-- START OF SUPPLIED RECORDS --

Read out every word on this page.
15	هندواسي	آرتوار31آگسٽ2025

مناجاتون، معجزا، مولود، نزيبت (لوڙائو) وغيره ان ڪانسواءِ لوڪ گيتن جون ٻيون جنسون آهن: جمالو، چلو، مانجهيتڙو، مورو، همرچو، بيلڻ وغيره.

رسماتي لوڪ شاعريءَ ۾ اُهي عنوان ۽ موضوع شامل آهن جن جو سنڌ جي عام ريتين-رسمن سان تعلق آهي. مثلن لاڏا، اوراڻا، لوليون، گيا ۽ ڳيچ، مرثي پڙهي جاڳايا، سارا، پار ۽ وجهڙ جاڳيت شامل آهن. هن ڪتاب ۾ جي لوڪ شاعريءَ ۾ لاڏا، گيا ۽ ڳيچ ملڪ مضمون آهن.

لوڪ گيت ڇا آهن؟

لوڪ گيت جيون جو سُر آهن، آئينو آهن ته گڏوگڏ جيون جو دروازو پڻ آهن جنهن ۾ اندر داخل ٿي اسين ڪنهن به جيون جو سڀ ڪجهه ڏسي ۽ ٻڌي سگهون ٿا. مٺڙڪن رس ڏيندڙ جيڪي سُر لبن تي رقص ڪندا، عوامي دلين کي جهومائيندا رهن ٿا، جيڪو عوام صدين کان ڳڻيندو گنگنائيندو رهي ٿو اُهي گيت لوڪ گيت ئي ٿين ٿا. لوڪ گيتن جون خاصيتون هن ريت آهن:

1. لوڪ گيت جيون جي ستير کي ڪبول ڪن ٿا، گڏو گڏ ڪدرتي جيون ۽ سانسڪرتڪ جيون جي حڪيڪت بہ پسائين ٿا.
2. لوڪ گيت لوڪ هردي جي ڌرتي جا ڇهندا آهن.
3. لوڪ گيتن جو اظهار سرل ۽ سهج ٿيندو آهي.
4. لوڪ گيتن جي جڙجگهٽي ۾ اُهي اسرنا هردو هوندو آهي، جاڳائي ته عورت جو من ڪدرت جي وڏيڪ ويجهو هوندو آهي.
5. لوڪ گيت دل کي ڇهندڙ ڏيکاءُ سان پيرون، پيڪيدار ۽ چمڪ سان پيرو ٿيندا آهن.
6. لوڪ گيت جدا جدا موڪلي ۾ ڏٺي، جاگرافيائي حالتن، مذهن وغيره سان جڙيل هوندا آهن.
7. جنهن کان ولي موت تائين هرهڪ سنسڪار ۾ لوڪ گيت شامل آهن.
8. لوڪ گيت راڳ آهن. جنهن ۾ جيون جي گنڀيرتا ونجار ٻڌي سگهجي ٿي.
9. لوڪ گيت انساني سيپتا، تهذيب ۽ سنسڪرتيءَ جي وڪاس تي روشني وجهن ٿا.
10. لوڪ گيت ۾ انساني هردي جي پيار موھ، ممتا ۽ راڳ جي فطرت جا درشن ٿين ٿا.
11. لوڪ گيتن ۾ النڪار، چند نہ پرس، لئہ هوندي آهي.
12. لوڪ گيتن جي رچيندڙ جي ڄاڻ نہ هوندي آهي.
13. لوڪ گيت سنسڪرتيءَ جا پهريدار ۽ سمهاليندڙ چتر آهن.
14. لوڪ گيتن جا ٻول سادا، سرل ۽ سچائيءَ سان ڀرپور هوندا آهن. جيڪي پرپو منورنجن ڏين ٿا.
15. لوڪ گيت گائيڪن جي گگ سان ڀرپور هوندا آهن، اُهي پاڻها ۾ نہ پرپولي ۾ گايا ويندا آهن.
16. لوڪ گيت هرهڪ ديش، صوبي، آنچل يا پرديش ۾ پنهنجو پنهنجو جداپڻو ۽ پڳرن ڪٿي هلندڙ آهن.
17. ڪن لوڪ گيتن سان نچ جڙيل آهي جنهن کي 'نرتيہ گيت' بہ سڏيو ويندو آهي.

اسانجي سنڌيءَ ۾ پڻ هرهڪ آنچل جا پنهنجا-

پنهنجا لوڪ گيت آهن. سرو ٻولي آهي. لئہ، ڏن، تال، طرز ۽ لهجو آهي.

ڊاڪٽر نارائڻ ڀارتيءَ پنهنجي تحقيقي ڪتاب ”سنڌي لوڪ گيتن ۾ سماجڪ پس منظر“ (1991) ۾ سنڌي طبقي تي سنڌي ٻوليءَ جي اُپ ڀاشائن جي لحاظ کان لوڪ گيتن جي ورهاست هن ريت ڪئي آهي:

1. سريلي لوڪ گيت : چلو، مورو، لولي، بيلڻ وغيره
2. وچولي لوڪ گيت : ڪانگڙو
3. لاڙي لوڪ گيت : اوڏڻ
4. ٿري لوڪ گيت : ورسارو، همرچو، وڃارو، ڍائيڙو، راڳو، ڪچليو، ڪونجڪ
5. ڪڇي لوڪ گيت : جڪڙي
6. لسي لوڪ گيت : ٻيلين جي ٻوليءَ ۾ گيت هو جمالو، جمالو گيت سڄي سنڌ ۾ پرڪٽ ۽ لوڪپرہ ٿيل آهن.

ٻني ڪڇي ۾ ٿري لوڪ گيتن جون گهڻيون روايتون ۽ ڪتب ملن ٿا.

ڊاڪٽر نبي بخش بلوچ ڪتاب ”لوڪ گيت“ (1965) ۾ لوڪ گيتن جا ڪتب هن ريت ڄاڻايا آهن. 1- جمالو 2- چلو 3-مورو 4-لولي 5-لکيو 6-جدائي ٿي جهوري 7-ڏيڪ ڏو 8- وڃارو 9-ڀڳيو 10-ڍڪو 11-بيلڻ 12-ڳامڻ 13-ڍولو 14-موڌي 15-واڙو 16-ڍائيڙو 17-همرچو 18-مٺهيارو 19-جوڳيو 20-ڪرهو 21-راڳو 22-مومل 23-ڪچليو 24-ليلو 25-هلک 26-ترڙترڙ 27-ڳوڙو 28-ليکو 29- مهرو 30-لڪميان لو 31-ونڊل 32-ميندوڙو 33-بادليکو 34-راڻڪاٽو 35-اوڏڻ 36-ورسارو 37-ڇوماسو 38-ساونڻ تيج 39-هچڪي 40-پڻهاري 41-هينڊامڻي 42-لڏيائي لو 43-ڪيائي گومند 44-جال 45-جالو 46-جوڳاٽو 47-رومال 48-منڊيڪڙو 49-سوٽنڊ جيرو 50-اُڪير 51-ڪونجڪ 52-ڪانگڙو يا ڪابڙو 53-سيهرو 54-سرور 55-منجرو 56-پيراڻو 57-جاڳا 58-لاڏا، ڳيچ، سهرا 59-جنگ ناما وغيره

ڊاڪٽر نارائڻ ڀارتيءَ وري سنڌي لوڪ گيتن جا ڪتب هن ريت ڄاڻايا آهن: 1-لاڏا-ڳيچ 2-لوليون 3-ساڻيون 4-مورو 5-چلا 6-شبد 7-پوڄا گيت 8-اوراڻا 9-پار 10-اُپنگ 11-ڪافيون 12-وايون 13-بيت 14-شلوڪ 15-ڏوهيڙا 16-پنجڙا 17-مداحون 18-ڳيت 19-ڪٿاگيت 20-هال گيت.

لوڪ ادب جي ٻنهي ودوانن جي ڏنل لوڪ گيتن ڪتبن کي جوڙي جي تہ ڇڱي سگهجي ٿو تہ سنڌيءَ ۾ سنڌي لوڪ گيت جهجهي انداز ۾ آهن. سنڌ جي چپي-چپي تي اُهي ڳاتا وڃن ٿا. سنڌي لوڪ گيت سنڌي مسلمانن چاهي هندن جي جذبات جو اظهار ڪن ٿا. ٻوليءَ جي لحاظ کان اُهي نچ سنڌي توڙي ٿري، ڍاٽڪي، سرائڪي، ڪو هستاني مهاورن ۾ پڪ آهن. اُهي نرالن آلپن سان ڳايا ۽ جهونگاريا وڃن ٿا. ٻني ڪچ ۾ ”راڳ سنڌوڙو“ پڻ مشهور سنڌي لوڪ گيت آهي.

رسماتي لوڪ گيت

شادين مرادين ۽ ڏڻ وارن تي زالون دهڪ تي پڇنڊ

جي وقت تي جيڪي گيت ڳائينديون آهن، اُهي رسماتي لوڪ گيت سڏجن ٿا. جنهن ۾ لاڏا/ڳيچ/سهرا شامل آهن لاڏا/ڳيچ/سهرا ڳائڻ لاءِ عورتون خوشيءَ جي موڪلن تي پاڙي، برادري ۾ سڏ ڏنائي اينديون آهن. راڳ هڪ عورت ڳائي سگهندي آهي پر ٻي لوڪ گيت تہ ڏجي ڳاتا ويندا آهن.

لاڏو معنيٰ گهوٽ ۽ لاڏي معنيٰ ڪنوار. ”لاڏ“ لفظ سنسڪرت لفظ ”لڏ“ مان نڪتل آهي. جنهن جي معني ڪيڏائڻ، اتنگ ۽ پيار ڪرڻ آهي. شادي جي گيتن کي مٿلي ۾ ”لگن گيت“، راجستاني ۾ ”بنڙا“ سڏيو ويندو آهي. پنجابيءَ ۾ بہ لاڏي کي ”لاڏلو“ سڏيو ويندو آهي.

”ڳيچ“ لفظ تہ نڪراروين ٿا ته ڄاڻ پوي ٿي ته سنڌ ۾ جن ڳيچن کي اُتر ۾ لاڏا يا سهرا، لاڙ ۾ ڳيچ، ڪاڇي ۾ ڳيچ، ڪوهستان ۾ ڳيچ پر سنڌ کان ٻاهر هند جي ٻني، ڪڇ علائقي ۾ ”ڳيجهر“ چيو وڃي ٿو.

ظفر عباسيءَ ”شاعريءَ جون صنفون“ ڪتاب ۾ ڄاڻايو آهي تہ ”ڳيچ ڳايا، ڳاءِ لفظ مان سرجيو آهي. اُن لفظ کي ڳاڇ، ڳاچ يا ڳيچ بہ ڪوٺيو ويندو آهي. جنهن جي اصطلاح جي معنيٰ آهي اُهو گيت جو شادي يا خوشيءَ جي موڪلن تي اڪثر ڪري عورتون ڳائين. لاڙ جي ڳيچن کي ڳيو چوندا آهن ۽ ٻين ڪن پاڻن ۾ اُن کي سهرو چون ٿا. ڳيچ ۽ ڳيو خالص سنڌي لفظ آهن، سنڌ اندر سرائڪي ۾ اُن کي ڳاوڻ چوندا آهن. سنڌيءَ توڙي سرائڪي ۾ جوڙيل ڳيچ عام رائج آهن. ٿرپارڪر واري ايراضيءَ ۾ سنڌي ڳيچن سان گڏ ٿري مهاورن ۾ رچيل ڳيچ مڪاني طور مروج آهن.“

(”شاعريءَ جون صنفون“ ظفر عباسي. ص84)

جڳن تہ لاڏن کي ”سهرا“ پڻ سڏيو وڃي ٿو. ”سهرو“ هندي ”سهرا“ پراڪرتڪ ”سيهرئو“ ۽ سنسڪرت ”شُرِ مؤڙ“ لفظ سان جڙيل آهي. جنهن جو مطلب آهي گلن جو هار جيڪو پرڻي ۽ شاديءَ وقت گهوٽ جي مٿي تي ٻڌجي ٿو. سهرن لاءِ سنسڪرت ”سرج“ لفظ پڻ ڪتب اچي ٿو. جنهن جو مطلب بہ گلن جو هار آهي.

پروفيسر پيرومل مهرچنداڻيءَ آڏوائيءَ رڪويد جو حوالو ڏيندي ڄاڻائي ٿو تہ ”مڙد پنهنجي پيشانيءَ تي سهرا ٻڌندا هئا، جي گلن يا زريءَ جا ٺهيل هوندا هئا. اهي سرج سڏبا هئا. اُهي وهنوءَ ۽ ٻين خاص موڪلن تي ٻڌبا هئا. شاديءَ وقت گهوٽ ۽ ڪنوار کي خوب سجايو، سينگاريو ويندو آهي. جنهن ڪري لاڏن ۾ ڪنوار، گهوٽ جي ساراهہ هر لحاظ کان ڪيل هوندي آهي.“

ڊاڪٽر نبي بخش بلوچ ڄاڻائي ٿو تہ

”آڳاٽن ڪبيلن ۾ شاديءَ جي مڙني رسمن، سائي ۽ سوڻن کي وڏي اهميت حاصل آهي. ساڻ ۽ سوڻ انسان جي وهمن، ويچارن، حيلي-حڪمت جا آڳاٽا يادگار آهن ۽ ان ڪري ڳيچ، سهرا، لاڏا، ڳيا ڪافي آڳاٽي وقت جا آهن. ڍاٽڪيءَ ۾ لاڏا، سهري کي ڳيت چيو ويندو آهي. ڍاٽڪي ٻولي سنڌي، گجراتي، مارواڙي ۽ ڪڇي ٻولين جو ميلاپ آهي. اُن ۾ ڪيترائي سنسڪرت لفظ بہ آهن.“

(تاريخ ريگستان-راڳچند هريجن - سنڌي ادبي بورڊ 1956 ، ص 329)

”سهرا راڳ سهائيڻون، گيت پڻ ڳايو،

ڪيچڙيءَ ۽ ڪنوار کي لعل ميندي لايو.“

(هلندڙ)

-- END OF SUPPLIED RECORDS --

■ STATED EXERCISE: Look above for every line with the word "ڀارتيء" and copy it.

■ FINAL RESULT:
ڊاڪٽر نارائڻ ڀارتيءَ پنهنجي تحقيقي ڪتاب ”سنڌي لوڪ گيتن ۾ سماجڪ پس منظر“ (1991) ۾ سنڌي طبقي تي سنڌي ٻوليءَ جي اُپ ڀاشائن جي لحاظ کان لوڪ گيتن جي ورهاست هن ريت ڪئي آهي:
ڊاڪٽر نارائڻ ڀارتيءَ وري سنڌي لوڪ گيتن جا ڪتب هن ريت ڄاڻايا آهن: 1-لاڏا-ڳيچ 2-لوليون 3-ساڻيون 4-مورو 5-چلا 6-شبد 7-پوڄا گيت 8-اوراڻا 9-پار 10-اُپنگ 11-ڪافيون 12-وايون 13-بيت 14-شلوڪ 15-ڏوهيڙا 16-پنجڙا 17-مداحون 18-ڳيت 19-ڪٿاگيت 20-هال گيت.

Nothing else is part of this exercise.